__Job__: Check each line of the data for "Ship" and select those that have it.

__Data section__:
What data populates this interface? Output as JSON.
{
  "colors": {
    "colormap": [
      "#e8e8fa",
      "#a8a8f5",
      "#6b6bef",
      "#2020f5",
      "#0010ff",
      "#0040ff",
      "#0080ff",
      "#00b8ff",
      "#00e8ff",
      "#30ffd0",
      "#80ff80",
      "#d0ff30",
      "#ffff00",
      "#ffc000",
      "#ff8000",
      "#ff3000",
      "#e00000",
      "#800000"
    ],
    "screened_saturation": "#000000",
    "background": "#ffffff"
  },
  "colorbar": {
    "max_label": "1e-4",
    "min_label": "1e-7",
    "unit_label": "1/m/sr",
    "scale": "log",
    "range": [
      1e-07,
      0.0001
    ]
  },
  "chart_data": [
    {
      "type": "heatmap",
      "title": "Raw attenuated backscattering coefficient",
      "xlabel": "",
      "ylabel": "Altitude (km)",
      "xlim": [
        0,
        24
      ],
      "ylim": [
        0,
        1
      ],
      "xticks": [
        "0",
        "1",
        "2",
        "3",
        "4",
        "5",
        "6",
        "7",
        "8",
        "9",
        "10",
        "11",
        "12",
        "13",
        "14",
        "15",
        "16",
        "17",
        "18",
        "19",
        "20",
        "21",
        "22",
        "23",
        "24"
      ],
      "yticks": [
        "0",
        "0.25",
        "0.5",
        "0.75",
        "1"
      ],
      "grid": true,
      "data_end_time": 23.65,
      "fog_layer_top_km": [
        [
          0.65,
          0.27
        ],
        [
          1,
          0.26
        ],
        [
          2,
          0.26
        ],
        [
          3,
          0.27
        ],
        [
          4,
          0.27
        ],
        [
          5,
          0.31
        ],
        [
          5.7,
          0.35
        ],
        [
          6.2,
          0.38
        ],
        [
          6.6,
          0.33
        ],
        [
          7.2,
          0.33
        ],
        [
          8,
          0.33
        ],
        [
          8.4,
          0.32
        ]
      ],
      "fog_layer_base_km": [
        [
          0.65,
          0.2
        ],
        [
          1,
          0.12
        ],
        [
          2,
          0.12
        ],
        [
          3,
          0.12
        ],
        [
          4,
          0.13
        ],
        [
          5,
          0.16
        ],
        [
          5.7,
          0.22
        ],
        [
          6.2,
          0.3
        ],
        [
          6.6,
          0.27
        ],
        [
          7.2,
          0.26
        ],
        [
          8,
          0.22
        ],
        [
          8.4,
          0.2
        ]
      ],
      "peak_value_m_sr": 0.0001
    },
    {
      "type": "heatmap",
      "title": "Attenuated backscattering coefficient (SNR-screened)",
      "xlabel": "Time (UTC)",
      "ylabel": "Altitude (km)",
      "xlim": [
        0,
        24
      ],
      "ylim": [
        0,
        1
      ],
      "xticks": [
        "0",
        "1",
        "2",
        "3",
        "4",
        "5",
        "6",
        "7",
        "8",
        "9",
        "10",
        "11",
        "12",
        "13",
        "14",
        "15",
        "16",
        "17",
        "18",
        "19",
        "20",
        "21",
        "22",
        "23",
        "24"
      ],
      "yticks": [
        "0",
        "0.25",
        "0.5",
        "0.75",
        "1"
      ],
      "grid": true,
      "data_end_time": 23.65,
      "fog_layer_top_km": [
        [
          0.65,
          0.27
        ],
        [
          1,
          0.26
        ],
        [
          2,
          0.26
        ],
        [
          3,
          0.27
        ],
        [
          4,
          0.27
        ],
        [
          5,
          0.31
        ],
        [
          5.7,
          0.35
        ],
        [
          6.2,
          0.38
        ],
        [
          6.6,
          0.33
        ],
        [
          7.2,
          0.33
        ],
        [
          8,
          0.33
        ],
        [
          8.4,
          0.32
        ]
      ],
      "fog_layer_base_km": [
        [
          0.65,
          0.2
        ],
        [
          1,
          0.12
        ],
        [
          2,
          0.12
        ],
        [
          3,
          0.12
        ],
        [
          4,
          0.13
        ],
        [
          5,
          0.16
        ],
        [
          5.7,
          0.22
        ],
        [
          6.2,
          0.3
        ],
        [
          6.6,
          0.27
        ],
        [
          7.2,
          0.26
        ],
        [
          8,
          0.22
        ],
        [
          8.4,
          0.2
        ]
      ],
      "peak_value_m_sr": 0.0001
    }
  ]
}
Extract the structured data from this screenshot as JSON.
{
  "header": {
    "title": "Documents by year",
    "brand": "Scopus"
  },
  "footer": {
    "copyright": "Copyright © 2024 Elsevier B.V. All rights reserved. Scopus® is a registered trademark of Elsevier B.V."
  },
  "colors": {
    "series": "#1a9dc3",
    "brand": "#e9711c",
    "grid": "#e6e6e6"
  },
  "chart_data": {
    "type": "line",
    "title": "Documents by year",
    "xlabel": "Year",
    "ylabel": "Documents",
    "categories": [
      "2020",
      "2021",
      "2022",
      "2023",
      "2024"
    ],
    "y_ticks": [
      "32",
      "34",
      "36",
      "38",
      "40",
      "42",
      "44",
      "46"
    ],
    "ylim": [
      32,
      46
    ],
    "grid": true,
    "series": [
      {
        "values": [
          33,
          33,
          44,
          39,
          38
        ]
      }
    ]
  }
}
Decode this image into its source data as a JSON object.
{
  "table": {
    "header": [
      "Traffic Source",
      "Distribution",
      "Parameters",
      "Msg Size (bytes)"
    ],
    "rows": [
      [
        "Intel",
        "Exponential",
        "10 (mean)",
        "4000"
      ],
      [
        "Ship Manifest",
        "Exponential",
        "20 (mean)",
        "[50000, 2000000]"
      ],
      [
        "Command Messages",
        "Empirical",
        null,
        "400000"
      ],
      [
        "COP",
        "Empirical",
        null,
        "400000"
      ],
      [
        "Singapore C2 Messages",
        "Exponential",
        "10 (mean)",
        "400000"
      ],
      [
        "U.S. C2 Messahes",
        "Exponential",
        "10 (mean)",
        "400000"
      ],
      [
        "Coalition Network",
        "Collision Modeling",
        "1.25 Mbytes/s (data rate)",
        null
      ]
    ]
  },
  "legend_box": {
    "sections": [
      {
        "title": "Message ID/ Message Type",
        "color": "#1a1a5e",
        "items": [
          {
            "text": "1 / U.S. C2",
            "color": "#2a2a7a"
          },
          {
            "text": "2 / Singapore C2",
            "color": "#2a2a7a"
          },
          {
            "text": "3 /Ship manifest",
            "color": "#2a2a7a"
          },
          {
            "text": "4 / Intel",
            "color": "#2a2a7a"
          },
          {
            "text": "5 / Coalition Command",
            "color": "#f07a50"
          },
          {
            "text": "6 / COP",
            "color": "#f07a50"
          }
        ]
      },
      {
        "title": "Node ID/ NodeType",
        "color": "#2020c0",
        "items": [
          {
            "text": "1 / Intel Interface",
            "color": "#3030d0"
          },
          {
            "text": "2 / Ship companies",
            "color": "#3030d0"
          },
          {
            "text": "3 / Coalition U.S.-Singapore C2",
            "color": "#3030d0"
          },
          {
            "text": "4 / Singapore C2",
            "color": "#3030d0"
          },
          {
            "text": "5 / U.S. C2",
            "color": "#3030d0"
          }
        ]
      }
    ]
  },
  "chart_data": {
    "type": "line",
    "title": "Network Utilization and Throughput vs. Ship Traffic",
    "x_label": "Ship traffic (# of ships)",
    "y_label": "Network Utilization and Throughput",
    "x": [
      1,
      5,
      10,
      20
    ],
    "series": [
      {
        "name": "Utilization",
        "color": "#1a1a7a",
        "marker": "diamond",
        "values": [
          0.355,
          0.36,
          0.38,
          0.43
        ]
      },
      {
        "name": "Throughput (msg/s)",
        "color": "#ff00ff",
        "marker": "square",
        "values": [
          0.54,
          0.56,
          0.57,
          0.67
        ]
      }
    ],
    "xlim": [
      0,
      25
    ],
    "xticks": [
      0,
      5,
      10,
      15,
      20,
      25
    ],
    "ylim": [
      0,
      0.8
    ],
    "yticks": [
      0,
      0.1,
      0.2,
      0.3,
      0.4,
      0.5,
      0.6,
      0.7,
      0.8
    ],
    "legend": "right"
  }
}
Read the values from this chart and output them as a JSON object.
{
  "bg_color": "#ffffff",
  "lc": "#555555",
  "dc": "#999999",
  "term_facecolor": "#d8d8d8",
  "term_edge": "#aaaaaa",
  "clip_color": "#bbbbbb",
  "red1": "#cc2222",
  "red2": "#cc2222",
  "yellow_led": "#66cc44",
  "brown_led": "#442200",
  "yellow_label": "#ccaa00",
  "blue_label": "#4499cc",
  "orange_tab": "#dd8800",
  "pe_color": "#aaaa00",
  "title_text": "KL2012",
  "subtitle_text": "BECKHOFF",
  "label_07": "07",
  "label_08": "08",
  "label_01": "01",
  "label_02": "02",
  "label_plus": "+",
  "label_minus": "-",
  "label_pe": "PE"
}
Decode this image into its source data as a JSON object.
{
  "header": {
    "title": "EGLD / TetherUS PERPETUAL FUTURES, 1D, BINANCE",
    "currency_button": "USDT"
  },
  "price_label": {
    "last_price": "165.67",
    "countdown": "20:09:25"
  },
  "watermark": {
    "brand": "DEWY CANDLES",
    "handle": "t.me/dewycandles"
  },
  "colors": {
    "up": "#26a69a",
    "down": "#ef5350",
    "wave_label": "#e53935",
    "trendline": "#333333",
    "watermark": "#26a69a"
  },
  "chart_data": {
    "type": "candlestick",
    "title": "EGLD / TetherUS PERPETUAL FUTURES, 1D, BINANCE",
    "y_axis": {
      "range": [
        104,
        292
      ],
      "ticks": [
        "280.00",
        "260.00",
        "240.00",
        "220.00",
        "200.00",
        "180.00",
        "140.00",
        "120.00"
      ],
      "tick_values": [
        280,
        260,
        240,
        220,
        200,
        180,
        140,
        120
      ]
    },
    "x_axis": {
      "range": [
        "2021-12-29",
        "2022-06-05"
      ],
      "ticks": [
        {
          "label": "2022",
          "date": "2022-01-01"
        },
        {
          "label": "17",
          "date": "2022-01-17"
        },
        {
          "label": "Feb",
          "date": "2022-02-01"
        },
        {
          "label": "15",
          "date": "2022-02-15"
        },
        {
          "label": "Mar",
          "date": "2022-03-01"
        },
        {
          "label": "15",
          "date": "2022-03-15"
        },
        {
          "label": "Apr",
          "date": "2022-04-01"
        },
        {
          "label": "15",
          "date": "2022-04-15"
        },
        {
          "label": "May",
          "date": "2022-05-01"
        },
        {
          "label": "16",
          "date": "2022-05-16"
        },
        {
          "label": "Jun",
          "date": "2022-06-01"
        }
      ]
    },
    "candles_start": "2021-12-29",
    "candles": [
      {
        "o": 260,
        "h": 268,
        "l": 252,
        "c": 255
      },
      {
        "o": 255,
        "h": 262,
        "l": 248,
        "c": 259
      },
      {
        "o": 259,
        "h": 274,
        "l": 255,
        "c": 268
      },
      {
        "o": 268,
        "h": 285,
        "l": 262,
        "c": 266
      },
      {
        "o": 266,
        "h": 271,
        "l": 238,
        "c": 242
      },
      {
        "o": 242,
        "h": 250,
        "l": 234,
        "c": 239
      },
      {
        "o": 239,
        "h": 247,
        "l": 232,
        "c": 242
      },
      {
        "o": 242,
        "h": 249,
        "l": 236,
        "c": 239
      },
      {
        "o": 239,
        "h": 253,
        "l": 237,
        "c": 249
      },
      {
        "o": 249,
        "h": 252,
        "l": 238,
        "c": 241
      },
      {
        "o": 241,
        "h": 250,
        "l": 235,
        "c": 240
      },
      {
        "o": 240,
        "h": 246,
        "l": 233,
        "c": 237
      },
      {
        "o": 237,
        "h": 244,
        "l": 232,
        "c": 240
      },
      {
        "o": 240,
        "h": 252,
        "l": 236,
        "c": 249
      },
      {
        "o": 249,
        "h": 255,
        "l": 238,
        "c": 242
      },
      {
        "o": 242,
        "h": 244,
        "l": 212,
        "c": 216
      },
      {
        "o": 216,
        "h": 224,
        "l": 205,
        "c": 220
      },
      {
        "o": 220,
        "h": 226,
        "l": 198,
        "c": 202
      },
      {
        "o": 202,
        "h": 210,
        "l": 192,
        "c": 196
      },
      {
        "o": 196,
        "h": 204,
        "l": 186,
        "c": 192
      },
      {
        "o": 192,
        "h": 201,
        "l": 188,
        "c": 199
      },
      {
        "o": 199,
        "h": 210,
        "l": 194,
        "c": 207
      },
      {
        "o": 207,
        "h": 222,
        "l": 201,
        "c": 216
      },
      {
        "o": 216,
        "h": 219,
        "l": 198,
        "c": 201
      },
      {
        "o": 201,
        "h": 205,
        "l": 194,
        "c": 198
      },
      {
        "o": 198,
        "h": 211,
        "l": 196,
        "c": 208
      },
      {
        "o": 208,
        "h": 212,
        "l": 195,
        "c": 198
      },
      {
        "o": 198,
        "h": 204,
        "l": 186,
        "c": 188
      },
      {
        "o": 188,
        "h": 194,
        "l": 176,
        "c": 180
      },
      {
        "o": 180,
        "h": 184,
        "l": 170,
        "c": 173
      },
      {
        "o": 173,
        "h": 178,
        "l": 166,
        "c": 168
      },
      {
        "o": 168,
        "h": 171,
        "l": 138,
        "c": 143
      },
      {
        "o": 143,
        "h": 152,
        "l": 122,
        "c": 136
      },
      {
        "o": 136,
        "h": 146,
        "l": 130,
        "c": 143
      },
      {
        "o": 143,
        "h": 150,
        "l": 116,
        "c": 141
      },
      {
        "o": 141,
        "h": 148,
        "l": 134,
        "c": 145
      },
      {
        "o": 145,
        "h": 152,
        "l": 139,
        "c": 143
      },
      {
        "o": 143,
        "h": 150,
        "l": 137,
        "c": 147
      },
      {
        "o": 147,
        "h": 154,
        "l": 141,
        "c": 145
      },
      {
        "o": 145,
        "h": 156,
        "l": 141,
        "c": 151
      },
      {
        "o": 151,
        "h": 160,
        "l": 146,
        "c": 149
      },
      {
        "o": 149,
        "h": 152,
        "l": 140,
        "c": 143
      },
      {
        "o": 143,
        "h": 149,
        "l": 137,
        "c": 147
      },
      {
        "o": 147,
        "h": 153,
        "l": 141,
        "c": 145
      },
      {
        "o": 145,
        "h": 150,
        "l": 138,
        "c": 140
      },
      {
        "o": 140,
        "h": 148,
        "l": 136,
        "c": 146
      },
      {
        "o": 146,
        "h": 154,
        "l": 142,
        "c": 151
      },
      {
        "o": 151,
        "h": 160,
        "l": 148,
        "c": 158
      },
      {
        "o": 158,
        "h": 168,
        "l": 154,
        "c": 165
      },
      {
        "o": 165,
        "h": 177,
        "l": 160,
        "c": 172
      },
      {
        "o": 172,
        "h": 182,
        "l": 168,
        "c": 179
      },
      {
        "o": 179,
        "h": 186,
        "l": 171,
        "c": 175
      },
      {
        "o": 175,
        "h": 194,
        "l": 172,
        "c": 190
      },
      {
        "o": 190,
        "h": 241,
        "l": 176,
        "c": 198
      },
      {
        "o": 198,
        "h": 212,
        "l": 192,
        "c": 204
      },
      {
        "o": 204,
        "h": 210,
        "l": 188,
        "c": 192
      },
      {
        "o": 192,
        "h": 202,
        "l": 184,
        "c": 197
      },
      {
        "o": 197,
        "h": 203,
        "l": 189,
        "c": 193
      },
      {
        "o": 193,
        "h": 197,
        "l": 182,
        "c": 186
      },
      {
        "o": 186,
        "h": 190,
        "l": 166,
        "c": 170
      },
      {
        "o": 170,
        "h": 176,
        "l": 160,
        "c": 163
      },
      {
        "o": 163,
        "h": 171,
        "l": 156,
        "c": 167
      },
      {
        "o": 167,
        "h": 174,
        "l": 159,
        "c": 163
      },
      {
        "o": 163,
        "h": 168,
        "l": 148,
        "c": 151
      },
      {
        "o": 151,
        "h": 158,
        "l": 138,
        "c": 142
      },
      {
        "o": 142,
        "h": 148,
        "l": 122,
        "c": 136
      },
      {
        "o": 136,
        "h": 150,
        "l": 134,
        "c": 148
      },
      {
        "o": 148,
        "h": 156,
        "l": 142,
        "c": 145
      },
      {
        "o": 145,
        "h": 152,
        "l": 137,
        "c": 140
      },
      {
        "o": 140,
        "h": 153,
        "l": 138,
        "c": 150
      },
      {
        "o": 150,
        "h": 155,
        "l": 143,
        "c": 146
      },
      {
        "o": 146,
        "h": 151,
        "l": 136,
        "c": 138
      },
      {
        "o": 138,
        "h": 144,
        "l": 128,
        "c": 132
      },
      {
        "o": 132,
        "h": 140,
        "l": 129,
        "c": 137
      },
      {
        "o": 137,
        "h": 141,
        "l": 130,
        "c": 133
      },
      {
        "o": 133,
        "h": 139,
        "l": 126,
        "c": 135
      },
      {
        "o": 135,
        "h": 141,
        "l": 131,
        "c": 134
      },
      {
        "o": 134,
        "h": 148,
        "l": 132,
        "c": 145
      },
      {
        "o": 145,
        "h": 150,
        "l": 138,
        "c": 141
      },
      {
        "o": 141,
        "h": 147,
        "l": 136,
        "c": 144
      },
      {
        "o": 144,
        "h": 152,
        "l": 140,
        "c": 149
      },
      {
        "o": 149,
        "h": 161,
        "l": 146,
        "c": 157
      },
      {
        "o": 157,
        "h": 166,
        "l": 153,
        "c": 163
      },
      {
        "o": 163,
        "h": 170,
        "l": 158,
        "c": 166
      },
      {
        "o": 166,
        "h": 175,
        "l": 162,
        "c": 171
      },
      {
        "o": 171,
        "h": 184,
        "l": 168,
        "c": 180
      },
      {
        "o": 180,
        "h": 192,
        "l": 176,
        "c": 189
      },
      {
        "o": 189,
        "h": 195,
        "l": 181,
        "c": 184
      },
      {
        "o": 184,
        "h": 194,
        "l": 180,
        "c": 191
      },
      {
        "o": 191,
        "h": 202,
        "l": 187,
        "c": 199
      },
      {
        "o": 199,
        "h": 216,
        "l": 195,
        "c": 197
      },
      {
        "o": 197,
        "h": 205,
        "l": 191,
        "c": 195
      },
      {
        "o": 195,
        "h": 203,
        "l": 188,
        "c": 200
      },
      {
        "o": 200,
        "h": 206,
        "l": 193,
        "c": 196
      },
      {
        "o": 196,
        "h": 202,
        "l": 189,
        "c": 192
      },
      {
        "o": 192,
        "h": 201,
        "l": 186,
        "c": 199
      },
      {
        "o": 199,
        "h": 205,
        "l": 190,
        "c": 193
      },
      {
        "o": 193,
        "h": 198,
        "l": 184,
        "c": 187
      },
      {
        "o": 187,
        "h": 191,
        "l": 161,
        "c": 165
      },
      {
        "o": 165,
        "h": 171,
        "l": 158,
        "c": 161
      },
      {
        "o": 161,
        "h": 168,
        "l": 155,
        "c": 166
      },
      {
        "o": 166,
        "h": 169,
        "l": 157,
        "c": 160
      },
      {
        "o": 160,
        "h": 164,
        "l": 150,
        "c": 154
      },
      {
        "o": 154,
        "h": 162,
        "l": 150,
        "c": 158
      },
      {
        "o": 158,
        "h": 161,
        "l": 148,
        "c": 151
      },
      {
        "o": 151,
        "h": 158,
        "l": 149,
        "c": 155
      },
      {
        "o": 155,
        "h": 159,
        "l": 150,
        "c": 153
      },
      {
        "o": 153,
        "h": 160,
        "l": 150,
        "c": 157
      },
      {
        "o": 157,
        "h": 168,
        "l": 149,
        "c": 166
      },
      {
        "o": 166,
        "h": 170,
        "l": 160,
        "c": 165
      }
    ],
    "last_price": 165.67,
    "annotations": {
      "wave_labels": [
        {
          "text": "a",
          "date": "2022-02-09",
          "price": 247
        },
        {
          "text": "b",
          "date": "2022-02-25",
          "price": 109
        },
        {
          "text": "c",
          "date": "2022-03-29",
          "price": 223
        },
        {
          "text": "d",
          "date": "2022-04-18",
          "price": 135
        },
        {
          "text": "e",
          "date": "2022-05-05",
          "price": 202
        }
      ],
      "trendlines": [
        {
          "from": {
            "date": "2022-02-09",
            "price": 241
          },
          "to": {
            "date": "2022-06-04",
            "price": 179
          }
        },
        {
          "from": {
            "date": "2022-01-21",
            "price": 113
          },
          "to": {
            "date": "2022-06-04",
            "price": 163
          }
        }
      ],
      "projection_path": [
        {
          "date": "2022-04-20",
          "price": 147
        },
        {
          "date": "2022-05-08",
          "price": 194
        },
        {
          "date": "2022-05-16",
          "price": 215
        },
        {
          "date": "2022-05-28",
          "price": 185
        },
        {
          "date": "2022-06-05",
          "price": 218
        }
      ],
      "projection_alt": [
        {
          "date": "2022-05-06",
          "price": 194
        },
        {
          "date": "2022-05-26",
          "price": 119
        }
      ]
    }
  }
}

__Answer below__:
        "Ship Manifest",
            "text": "3 /Ship manifest",
            "text": "2 / Ship companies",
    "title": "Network Utilization and Throughput vs. Ship Traffic",
    "x_label": "Ship traffic (# of ships)",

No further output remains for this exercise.